Task prompt:
Write out each line word for word. Drop pictures.
━━━━━━━━━━━━━━━━
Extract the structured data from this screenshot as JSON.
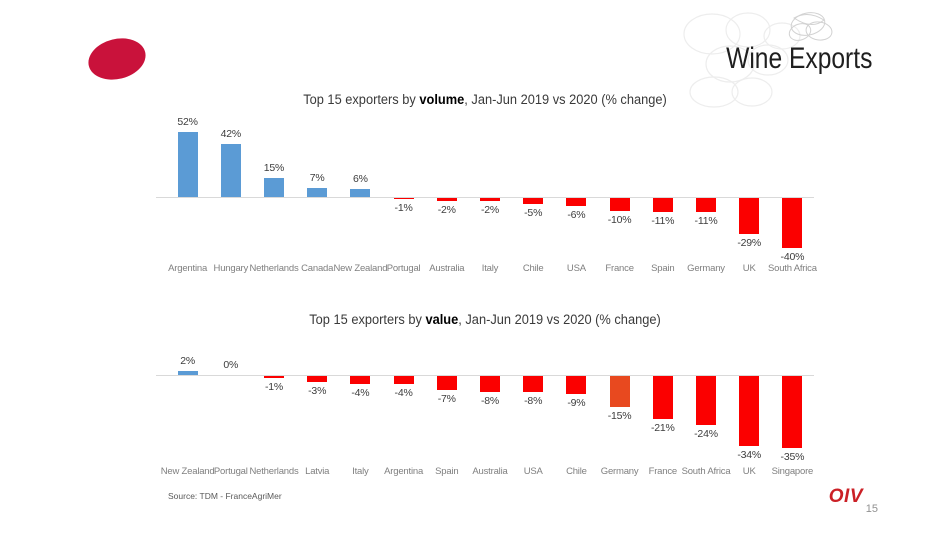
{
  "slide": {
    "title": "Wine Exports",
    "page_number": "15",
    "source": "Source: TDM - FranceAgriMer",
    "logo_text": "OIV"
  },
  "colors": {
    "positive_bar": "#5B9BD5",
    "negative_bar": "#FB0000",
    "highlight_bar": "#E8491F",
    "axis_line": "#D9D9D9",
    "value_label": "#3d3d3d",
    "category_label": "#7F7F7F",
    "ellipse": "#C9123B",
    "logo_red": "#CB2026"
  },
  "chart_data": [
    {
      "type": "bar",
      "title": {
        "prefix": "Top 15 exporters by ",
        "bold": "volume",
        "suffix": ", Jan-Jun 2019 vs 2020 (% change)"
      },
      "unit": "%",
      "categories": [
        "Argentina",
        "Hungary",
        "Netherlands",
        "Canada",
        "New Zealand",
        "Portugal",
        "Australia",
        "Italy",
        "Chile",
        "USA",
        "France",
        "Spain",
        "Germany",
        "UK",
        "South Africa"
      ],
      "values": [
        52,
        42,
        15,
        7,
        6,
        -1,
        -2,
        -2,
        -5,
        -6,
        -10,
        -11,
        -11,
        -29,
        -40
      ],
      "labels": [
        "52%",
        "42%",
        "15%",
        "7%",
        "6%",
        "-1%",
        "-2%",
        "-2%",
        "-5%",
        "-6%",
        "-10%",
        "-11%",
        "-11%",
        "-29%",
        "-40%"
      ],
      "ylim": [
        -45,
        56
      ],
      "grid": false,
      "legend": false
    },
    {
      "type": "bar",
      "title": {
        "prefix": "Top 15 exporters by ",
        "bold": "value",
        "suffix": ", Jan-Jun 2019 vs 2020 (% change)"
      },
      "unit": "%",
      "categories": [
        "New Zealand",
        "Portugal",
        "Netherlands",
        "Latvia",
        "Italy",
        "Argentina",
        "Spain",
        "Australia",
        "USA",
        "Chile",
        "Germany",
        "France",
        "South Africa",
        "UK",
        "Singapore"
      ],
      "values": [
        2,
        0,
        -1,
        -3,
        -4,
        -4,
        -7,
        -8,
        -8,
        -9,
        -15,
        -21,
        -24,
        -34,
        -35
      ],
      "labels": [
        "2%",
        "0%",
        "-1%",
        "-3%",
        "-4%",
        "-4%",
        "-7%",
        "-8%",
        "-8%",
        "-9%",
        "-15%",
        "-21%",
        "-24%",
        "-34%",
        "-35%"
      ],
      "highlight_index": 10,
      "ylim": [
        -40,
        8
      ],
      "grid": false,
      "legend": false
    }
  ]
}
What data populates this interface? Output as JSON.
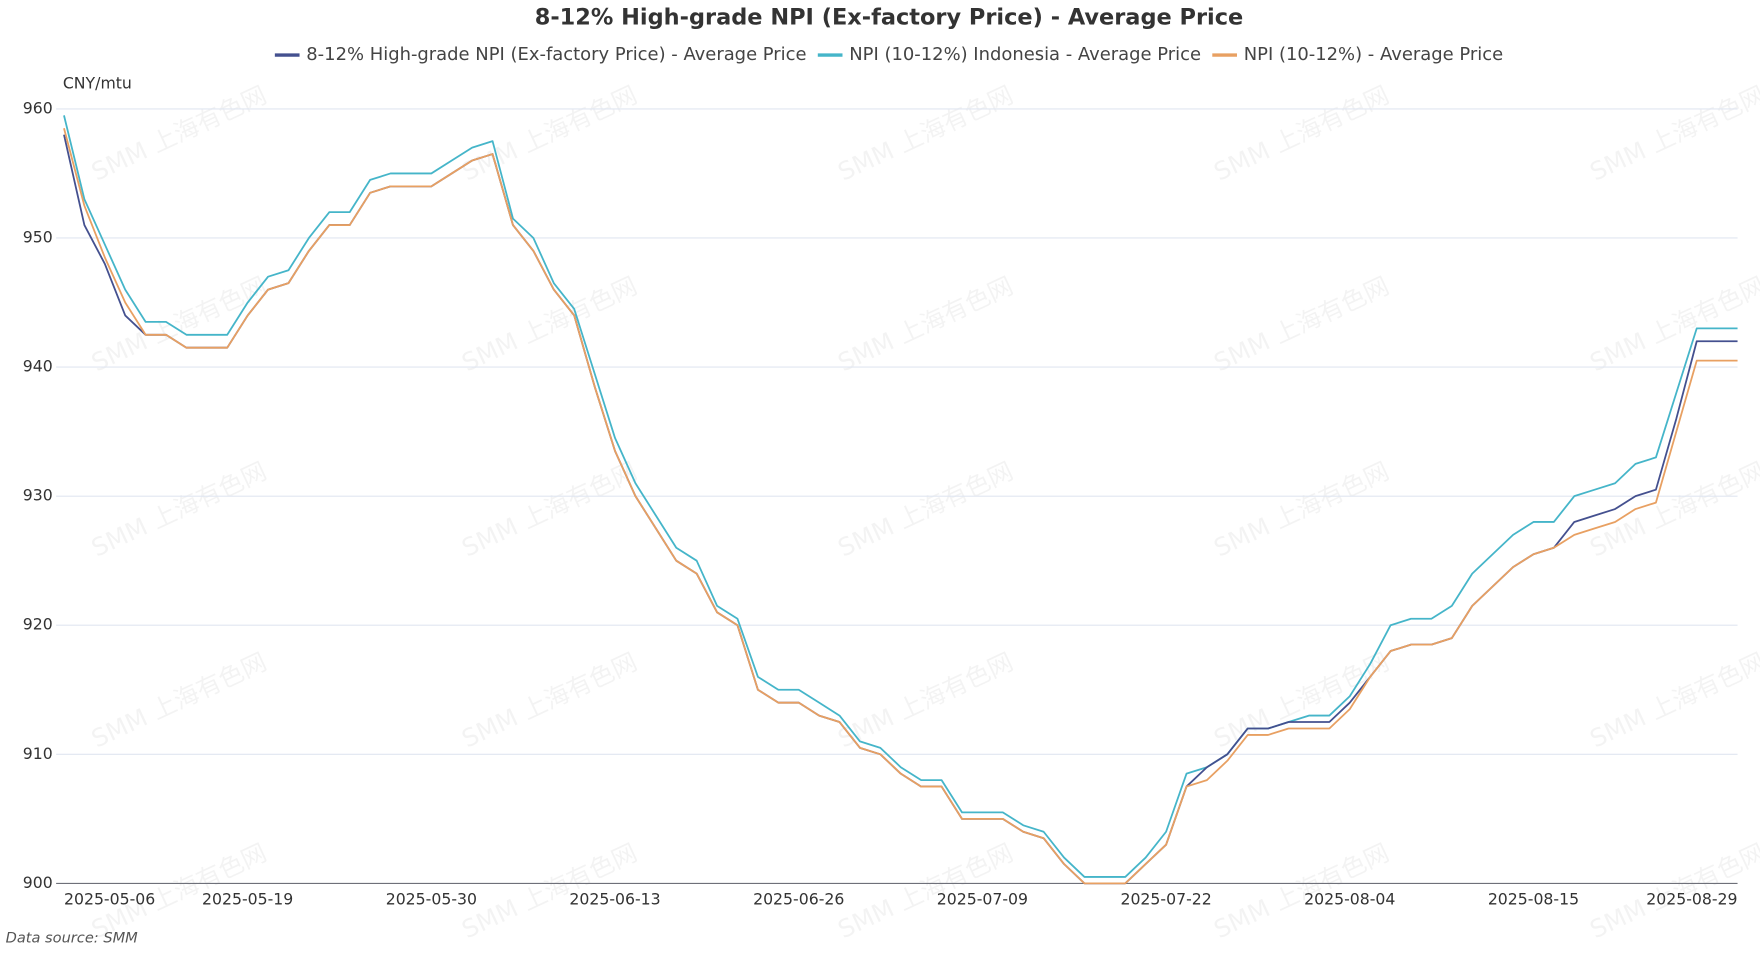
{
  "chart_data": {
    "type": "line",
    "title": "8-12% High-grade NPI (Ex-factory Price) - Average Price",
    "y_label": "CNY/mtu",
    "source": "Data source:  SMM",
    "watermark": "SMM 上海有色网",
    "categories": [
      "2025-05-06",
      null,
      null,
      null,
      null,
      null,
      null,
      null,
      null,
      "2025-05-19",
      null,
      null,
      null,
      null,
      null,
      null,
      null,
      null,
      "2025-05-30",
      null,
      null,
      null,
      null,
      null,
      null,
      null,
      null,
      "2025-06-13",
      null,
      null,
      null,
      null,
      null,
      null,
      null,
      null,
      "2025-06-26",
      null,
      null,
      null,
      null,
      null,
      null,
      null,
      null,
      "2025-07-09",
      null,
      null,
      null,
      null,
      null,
      null,
      null,
      null,
      "2025-07-22",
      null,
      null,
      null,
      null,
      null,
      null,
      null,
      null,
      "2025-08-04",
      null,
      null,
      null,
      null,
      null,
      null,
      null,
      null,
      "2025-08-15",
      null,
      null,
      null,
      null,
      null,
      null,
      null,
      null,
      null,
      "2025-08-29"
    ],
    "series": [
      {
        "name": "8-12% High-grade NPI (Ex-factory Price) - Average Price",
        "color": "#44508f",
        "values": [
          958,
          951,
          948,
          944,
          942.5,
          942.5,
          941.5,
          941.5,
          941.5,
          944,
          946,
          946.5,
          949,
          951,
          951,
          953.5,
          954,
          954,
          954,
          955,
          956,
          956.5,
          951,
          949,
          946,
          944,
          938.5,
          933.5,
          930,
          927.5,
          925,
          924,
          921,
          920,
          915,
          914,
          914,
          913,
          912.5,
          910.5,
          910,
          908.5,
          907.5,
          907.5,
          905,
          905,
          905,
          904,
          903.5,
          901.5,
          900,
          900,
          900,
          901.5,
          903,
          907.5,
          909,
          910,
          912,
          912,
          912.5,
          912.5,
          912.5,
          914,
          916,
          918,
          918.5,
          918.5,
          919,
          921.5,
          923,
          924.5,
          925.5,
          926,
          928,
          928.5,
          929,
          930,
          930.5,
          936,
          942,
          942,
          942
        ]
      },
      {
        "name": "NPI (10-12%) Indonesia - Average Price",
        "color": "#45b5c9",
        "values": [
          959.5,
          953,
          949.5,
          946,
          943.5,
          943.5,
          942.5,
          942.5,
          942.5,
          945,
          947,
          947.5,
          950,
          952,
          952,
          954.5,
          955,
          955,
          955,
          956,
          957,
          957.5,
          951.5,
          950,
          946.5,
          944.5,
          939.5,
          934.5,
          931,
          928.5,
          926,
          925,
          921.5,
          920.5,
          916,
          915,
          915,
          914,
          913,
          911,
          910.5,
          909,
          908,
          908,
          905.5,
          905.5,
          905.5,
          904.5,
          904,
          902,
          900.5,
          900.5,
          900.5,
          902,
          904,
          908.5,
          909,
          910,
          912,
          912,
          912.5,
          913,
          913,
          914.5,
          917,
          920,
          920.5,
          920.5,
          921.5,
          924,
          925.5,
          927,
          928,
          928,
          930,
          930.5,
          931,
          932.5,
          933,
          938,
          943,
          943,
          943
        ]
      },
      {
        "name": "NPI (10-12%) - Average Price",
        "color": "#e8a062",
        "values": [
          958.5,
          952.5,
          948.5,
          945,
          942.5,
          942.5,
          941.5,
          941.5,
          941.5,
          944,
          946,
          946.5,
          949,
          951,
          951,
          953.5,
          954,
          954,
          954,
          955,
          956,
          956.5,
          951,
          949,
          946,
          944,
          938.5,
          933.5,
          930,
          927.5,
          925,
          924,
          921,
          920,
          915,
          914,
          914,
          913,
          912.5,
          910.5,
          910,
          908.5,
          907.5,
          907.5,
          905,
          905,
          905,
          904,
          903.5,
          901.5,
          900,
          900,
          900,
          901.5,
          903,
          907.5,
          908,
          909.5,
          911.5,
          911.5,
          912,
          912,
          912,
          913.5,
          916,
          918,
          918.5,
          918.5,
          919,
          921.5,
          923,
          924.5,
          925.5,
          926,
          927,
          927.5,
          928,
          929,
          929.5,
          935,
          940.5,
          940.5,
          940.5
        ]
      }
    ],
    "ylim": [
      900,
      960
    ],
    "yticks": [
      900,
      910,
      920,
      930,
      940,
      950,
      960
    ],
    "grid": true
  }
}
━━━━━━━━━━━━━━━━
Finished answer:
Extract the structured data from this screenshot as JSON.
{
  "slide": {
    "title": "Wine Exports",
    "page_number": "15",
    "source": "Source: TDM - FranceAgriMer",
    "logo_text": "OIV"
  },
  "colors": {
    "positive_bar": "#5B9BD5",
    "negative_bar": "#FB0000",
    "highlight_bar": "#E8491F",
    "axis_line": "#D9D9D9",
    "value_label": "#3d3d3d",
    "category_label": "#7F7F7F",
    "ellipse": "#C9123B",
    "logo_red": "#CB2026"
  },
  "chart_data": [
    {
      "type": "bar",
      "title": {
        "prefix": "Top 15 exporters by ",
        "bold": "volume",
        "suffix": ", Jan-Jun 2019 vs 2020 (% change)"
      },
      "unit": "%",
      "categories": [
        "Argentina",
        "Hungary",
        "Netherlands",
        "Canada",
        "New Zealand",
        "Portugal",
        "Australia",
        "Italy",
        "Chile",
        "USA",
        "France",
        "Spain",
        "Germany",
        "UK",
        "South Africa"
      ],
      "values": [
        52,
        42,
        15,
        7,
        6,
        -1,
        -2,
        -2,
        -5,
        -6,
        -10,
        -11,
        -11,
        -29,
        -40
      ],
      "labels": [
        "52%",
        "42%",
        "15%",
        "7%",
        "6%",
        "-1%",
        "-2%",
        "-2%",
        "-5%",
        "-6%",
        "-10%",
        "-11%",
        "-11%",
        "-29%",
        "-40%"
      ],
      "ylim": [
        -45,
        56
      ],
      "grid": false,
      "legend": false
    },
    {
      "type": "bar",
      "title": {
        "prefix": "Top 15 exporters by ",
        "bold": "value",
        "suffix": ", Jan-Jun 2019 vs 2020 (% change)"
      },
      "unit": "%",
      "categories": [
        "New Zealand",
        "Portugal",
        "Netherlands",
        "Latvia",
        "Italy",
        "Argentina",
        "Spain",
        "Australia",
        "USA",
        "Chile",
        "Germany",
        "France",
        "South Africa",
        "UK",
        "Singapore"
      ],
      "values": [
        2,
        0,
        -1,
        -3,
        -4,
        -4,
        -7,
        -8,
        -8,
        -9,
        -15,
        -21,
        -24,
        -34,
        -35
      ],
      "labels": [
        "2%",
        "0%",
        "-1%",
        "-3%",
        "-4%",
        "-4%",
        "-7%",
        "-8%",
        "-8%",
        "-9%",
        "-15%",
        "-21%",
        "-24%",
        "-34%",
        "-35%"
      ],
      "highlight_index": 10,
      "ylim": [
        -40,
        8
      ],
      "grid": false,
      "legend": false
    }
  ]
}
What data populates this interface? Output as JSON.
{
  "chart_data": {
    "type": "line",
    "title": "8-12% High-grade NPI (Ex-factory Price) - Average Price",
    "y_label": "CNY/mtu",
    "source": "Data source:  SMM",
    "watermark": "SMM 上海有色网",
    "categories": [
      "2025-05-06",
      null,
      null,
      null,
      null,
      null,
      null,
      null,
      null,
      "2025-05-19",
      null,
      null,
      null,
      null,
      null,
      null,
      null,
      null,
      "2025-05-30",
      null,
      null,
      null,
      null,
      null,
      null,
      null,
      null,
      "2025-06-13",
      null,
      null,
      null,
      null,
      null,
      null,
      null,
      null,
      "2025-06-26",
      null,
      null,
      null,
      null,
      null,
      null,
      null,
      null,
      "2025-07-09",
      null,
      null,
      null,
      null,
      null,
      null,
      null,
      null,
      "2025-07-22",
      null,
      null,
      null,
      null,
      null,
      null,
      null,
      null,
      "2025-08-04",
      null,
      null,
      null,
      null,
      null,
      null,
      null,
      null,
      "2025-08-15",
      null,
      null,
      null,
      null,
      null,
      null,
      null,
      null,
      null,
      "2025-08-29"
    ],
    "series": [
      {
        "name": "8-12% High-grade NPI (Ex-factory Price) - Average Price",
        "color": "#44508f",
        "values": [
          958,
          951,
          948,
          944,
          942.5,
          942.5,
          941.5,
          941.5,
          941.5,
          944,
          946,
          946.5,
          949,
          951,
          951,
          953.5,
          954,
          954,
          954,
          955,
          956,
          956.5,
          951,
          949,
          946,
          944,
          938.5,
          933.5,
          930,
          927.5,
          925,
          924,
          921,
          920,
          915,
          914,
          914,
          913,
          912.5,
          910.5,
          910,
          908.5,
          907.5,
          907.5,
          905,
          905,
          905,
          904,
          903.5,
          901.5,
          900,
          900,
          900,
          901.5,
          903,
          907.5,
          909,
          910,
          912,
          912,
          912.5,
          912.5,
          912.5,
          914,
          916,
          918,
          918.5,
          918.5,
          919,
          921.5,
          923,
          924.5,
          925.5,
          926,
          928,
          928.5,
          929,
          930,
          930.5,
          936,
          942,
          942,
          942
        ]
      },
      {
        "name": "NPI (10-12%) Indonesia - Average Price",
        "color": "#45b5c9",
        "values": [
          959.5,
          953,
          949.5,
          946,
          943.5,
          943.5,
          942.5,
          942.5,
          942.5,
          945,
          947,
          947.5,
          950,
          952,
          952,
          954.5,
          955,
          955,
          955,
          956,
          957,
          957.5,
          951.5,
          950,
          946.5,
          944.5,
          939.5,
          934.5,
          931,
          928.5,
          926,
          925,
          921.5,
          920.5,
          916,
          915,
          915,
          914,
          913,
          911,
          910.5,
          909,
          908,
          908,
          905.5,
          905.5,
          905.5,
          904.5,
          904,
          902,
          900.5,
          900.5,
          900.5,
          902,
          904,
          908.5,
          909,
          910,
          912,
          912,
          912.5,
          913,
          913,
          914.5,
          917,
          920,
          920.5,
          920.5,
          921.5,
          924,
          925.5,
          927,
          928,
          928,
          930,
          930.5,
          931,
          932.5,
          933,
          938,
          943,
          943,
          943
        ]
      },
      {
        "name": "NPI (10-12%) - Average Price",
        "color": "#e8a062",
        "values": [
          958.5,
          952.5,
          948.5,
          945,
          942.5,
          942.5,
          941.5,
          941.5,
          941.5,
          944,
          946,
          946.5,
          949,
          951,
          951,
          953.5,
          954,
          954,
          954,
          955,
          956,
          956.5,
          951,
          949,
          946,
          944,
          938.5,
          933.5,
          930,
          927.5,
          925,
          924,
          921,
          920,
          915,
          914,
          914,
          913,
          912.5,
          910.5,
          910,
          908.5,
          907.5,
          907.5,
          905,
          905,
          905,
          904,
          903.5,
          901.5,
          900,
          900,
          900,
          901.5,
          903,
          907.5,
          908,
          909.5,
          911.5,
          911.5,
          912,
          912,
          912,
          913.5,
          916,
          918,
          918.5,
          918.5,
          919,
          921.5,
          923,
          924.5,
          925.5,
          926,
          927,
          927.5,
          928,
          929,
          929.5,
          935,
          940.5,
          940.5,
          940.5
        ]
      }
    ],
    "ylim": [
      900,
      960
    ],
    "yticks": [
      900,
      910,
      920,
      930,
      940,
      950,
      960
    ],
    "grid": true
  }
}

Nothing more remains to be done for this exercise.